[Rows from a figure dataset]
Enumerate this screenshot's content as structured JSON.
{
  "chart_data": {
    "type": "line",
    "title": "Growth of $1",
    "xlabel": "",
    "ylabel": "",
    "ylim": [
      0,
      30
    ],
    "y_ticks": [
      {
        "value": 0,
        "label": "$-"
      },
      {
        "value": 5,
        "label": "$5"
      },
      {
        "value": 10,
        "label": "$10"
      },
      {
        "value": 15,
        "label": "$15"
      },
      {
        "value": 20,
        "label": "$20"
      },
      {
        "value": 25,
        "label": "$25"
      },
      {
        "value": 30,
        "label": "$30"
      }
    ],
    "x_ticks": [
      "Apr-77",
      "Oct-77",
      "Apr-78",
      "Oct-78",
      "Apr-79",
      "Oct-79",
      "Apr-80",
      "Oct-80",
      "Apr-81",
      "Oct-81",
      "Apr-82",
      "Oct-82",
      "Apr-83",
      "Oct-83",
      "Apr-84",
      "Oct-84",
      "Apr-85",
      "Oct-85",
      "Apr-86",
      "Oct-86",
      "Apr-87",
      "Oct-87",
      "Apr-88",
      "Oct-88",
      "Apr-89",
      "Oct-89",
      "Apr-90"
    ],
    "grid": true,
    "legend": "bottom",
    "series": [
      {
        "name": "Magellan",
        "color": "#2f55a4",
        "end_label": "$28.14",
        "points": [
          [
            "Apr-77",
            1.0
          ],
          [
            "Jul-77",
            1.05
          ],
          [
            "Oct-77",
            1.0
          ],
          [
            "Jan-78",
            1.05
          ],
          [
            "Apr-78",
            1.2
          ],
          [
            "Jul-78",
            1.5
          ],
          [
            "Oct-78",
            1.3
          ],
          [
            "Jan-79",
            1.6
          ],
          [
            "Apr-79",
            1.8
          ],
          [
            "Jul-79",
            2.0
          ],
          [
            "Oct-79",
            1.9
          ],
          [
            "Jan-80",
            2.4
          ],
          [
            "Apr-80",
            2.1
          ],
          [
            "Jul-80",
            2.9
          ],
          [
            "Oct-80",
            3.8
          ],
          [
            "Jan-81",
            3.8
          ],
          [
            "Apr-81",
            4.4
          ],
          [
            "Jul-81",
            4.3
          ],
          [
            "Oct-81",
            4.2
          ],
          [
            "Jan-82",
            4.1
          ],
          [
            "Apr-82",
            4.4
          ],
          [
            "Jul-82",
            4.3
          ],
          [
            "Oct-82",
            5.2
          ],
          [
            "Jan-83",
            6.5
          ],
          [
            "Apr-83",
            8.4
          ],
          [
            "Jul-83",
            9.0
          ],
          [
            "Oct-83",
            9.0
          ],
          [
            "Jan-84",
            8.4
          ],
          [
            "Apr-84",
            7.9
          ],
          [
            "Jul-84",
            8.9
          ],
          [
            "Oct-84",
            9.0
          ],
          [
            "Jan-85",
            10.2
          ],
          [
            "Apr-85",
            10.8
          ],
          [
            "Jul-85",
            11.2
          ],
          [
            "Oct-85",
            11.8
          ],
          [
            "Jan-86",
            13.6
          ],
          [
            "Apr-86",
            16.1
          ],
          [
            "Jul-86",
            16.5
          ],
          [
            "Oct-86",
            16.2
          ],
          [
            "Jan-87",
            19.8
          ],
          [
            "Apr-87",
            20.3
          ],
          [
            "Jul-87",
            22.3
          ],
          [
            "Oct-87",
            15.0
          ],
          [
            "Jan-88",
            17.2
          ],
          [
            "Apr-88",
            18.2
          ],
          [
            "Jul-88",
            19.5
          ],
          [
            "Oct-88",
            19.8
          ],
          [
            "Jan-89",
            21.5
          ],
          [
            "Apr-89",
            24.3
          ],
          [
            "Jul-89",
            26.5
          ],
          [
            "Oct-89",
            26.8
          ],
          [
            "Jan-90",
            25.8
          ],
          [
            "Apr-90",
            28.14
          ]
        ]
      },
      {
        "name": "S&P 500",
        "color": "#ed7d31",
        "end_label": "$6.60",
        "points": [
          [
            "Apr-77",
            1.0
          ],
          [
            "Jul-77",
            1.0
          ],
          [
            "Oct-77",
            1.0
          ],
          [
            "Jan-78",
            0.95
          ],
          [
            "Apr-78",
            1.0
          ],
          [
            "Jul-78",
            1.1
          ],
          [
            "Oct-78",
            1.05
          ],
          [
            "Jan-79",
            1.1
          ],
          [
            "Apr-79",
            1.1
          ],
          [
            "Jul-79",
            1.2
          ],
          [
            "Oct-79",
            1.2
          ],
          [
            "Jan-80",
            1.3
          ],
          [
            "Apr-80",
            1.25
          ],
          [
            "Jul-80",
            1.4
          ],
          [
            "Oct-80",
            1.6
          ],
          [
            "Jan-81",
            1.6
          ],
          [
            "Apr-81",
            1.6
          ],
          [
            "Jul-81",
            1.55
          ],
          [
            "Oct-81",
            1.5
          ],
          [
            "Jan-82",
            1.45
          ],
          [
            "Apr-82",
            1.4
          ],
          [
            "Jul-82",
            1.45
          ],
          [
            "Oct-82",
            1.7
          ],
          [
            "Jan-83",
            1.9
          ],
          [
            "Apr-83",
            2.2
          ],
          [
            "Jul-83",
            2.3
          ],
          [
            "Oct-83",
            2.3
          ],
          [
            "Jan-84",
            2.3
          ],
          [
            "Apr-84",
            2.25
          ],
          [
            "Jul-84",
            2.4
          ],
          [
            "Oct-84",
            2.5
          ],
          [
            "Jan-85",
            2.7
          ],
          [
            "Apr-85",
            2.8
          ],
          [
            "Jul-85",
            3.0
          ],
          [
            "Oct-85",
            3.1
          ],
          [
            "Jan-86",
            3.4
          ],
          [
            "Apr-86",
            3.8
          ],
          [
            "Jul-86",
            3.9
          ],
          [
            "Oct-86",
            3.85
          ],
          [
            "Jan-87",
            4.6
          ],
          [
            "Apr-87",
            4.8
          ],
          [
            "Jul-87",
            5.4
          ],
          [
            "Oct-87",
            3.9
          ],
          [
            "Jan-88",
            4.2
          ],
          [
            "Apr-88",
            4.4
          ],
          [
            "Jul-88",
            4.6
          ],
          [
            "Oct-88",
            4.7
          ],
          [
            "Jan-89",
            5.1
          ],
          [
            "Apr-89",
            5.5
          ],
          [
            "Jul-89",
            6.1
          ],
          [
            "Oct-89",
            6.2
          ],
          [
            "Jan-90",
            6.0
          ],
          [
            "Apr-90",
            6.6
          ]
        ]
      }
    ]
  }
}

*WRITTEN TASK*: Go through the entries and repeat each one exactly.

*OUTPUT FOR THIS EXERCISE*:
Enumerate this screenshot's content as structured JSON.
{
  "chart_data": {
    "type": "line",
    "title": "Growth of $1",
    "xlabel": "",
    "ylabel": "",
    "ylim": [
      0,
      30
    ],
    "y_ticks": [
      {
        "value": 0,
        "label": "$-"
      },
      {
        "value": 5,
        "label": "$5"
      },
      {
        "value": 10,
        "label": "$10"
      },
      {
        "value": 15,
        "label": "$15"
      },
      {
        "value": 20,
        "label": "$20"
      },
      {
        "value": 25,
        "label": "$25"
      },
      {
        "value": 30,
        "label": "$30"
      }
    ],
    "x_ticks": [
      "Apr-77",
      "Oct-77",
      "Apr-78",
      "Oct-78",
      "Apr-79",
      "Oct-79",
      "Apr-80",
      "Oct-80",
      "Apr-81",
      "Oct-81",
      "Apr-82",
      "Oct-82",
      "Apr-83",
      "Oct-83",
      "Apr-84",
      "Oct-84",
      "Apr-85",
      "Oct-85",
      "Apr-86",
      "Oct-86",
      "Apr-87",
      "Oct-87",
      "Apr-88",
      "Oct-88",
      "Apr-89",
      "Oct-89",
      "Apr-90"
    ],
    "grid": true,
    "legend": "bottom",
    "series": [
      {
        "name": "Magellan",
        "color": "#2f55a4",
        "end_label": "$28.14",
        "points": [
          [
            "Apr-77",
            1.0
          ],
          [
            "Jul-77",
            1.05
          ],
          [
            "Oct-77",
            1.0
          ],
          [
            "Jan-78",
            1.05
          ],
          [
            "Apr-78",
            1.2
          ],
          [
            "Jul-78",
            1.5
          ],
          [
            "Oct-78",
            1.3
          ],
          [
            "Jan-79",
            1.6
          ],
          [
            "Apr-79",
            1.8
          ],
          [
            "Jul-79",
            2.0
          ],
          [
            "Oct-79",
            1.9
          ],
          [
            "Jan-80",
            2.4
          ],
          [
            "Apr-80",
            2.1
          ],
          [
            "Jul-80",
            2.9
          ],
          [
            "Oct-80",
            3.8
          ],
          [
            "Jan-81",
            3.8
          ],
          [
            "Apr-81",
            4.4
          ],
          [
            "Jul-81",
            4.3
          ],
          [
            "Oct-81",
            4.2
          ],
          [
            "Jan-82",
            4.1
          ],
          [
            "Apr-82",
            4.4
          ],
          [
            "Jul-82",
            4.3
          ],
          [
            "Oct-82",
            5.2
          ],
          [
            "Jan-83",
            6.5
          ],
          [
            "Apr-83",
            8.4
          ],
          [
            "Jul-83",
            9.0
          ],
          [
            "Oct-83",
            9.0
          ],
          [
            "Jan-84",
            8.4
          ],
          [
            "Apr-84",
            7.9
          ],
          [
            "Jul-84",
            8.9
          ],
          [
            "Oct-84",
            9.0
          ],
          [
            "Jan-85",
            10.2
          ],
          [
            "Apr-85",
            10.8
          ],
          [
            "Jul-85",
            11.2
          ],
          [
            "Oct-85",
            11.8
          ],
          [
            "Jan-86",
            13.6
          ],
          [
            "Apr-86",
            16.1
          ],
          [
            "Jul-86",
            16.5
          ],
          [
            "Oct-86",
            16.2
          ],
          [
            "Jan-87",
            19.8
          ],
          [
            "Apr-87",
            20.3
          ],
          [
            "Jul-87",
            22.3
          ],
          [
            "Oct-87",
            15.0
          ],
          [
            "Jan-88",
            17.2
          ],
          [
            "Apr-88",
            18.2
          ],
          [
            "Jul-88",
            19.5
          ],
          [
            "Oct-88",
            19.8
          ],
          [
            "Jan-89",
            21.5
          ],
          [
            "Apr-89",
            24.3
          ],
          [
            "Jul-89",
            26.5
          ],
          [
            "Oct-89",
            26.8
          ],
          [
            "Jan-90",
            25.8
          ],
          [
            "Apr-90",
            28.14
          ]
        ]
      },
      {
        "name": "S&P 500",
        "color": "#ed7d31",
        "end_label": "$6.60",
        "points": [
          [
            "Apr-77",
            1.0
          ],
          [
            "Jul-77",
            1.0
          ],
          [
            "Oct-77",
            1.0
          ],
          [
            "Jan-78",
            0.95
          ],
          [
            "Apr-78",
            1.0
          ],
          [
            "Jul-78",
            1.1
          ],
          [
            "Oct-78",
            1.05
          ],
          [
            "Jan-79",
            1.1
          ],
          [
            "Apr-79",
            1.1
          ],
          [
            "Jul-79",
            1.2
          ],
          [
            "Oct-79",
            1.2
          ],
          [
            "Jan-80",
            1.3
          ],
          [
            "Apr-80",
            1.25
          ],
          [
            "Jul-80",
            1.4
          ],
          [
            "Oct-80",
            1.6
          ],
          [
            "Jan-81",
            1.6
          ],
          [
            "Apr-81",
            1.6
          ],
          [
            "Jul-81",
            1.55
          ],
          [
            "Oct-81",
            1.5
          ],
          [
            "Jan-82",
            1.45
          ],
          [
            "Apr-82",
            1.4
          ],
          [
            "Jul-82",
            1.45
          ],
          [
            "Oct-82",
            1.7
          ],
          [
            "Jan-83",
            1.9
          ],
          [
            "Apr-83",
            2.2
          ],
          [
            "Jul-83",
            2.3
          ],
          [
            "Oct-83",
            2.3
          ],
          [
            "Jan-84",
            2.3
          ],
          [
            "Apr-84",
            2.25
          ],
          [
            "Jul-84",
            2.4
          ],
          [
            "Oct-84",
            2.5
          ],
          [
            "Jan-85",
            2.7
          ],
          [
            "Apr-85",
            2.8
          ],
          [
            "Jul-85",
            3.0
          ],
          [
            "Oct-85",
            3.1
          ],
          [
            "Jan-86",
            3.4
          ],
          [
            "Apr-86",
            3.8
          ],
          [
            "Jul-86",
            3.9
          ],
          [
            "Oct-86",
            3.85
          ],
          [
            "Jan-87",
            4.6
          ],
          [
            "Apr-87",
            4.8
          ],
          [
            "Jul-87",
            5.4
          ],
          [
            "Oct-87",
            3.9
          ],
          [
            "Jan-88",
            4.2
          ],
          [
            "Apr-88",
            4.4
          ],
          [
            "Jul-88",
            4.6
          ],
          [
            "Oct-88",
            4.7
          ],
          [
            "Jan-89",
            5.1
          ],
          [
            "Apr-89",
            5.5
          ],
          [
            "Jul-89",
            6.1
          ],
          [
            "Oct-89",
            6.2
          ],
          [
            "Jan-90",
            6.0
          ],
          [
            "Apr-90",
            6.6
          ]
        ]
      }
    ]
  }
}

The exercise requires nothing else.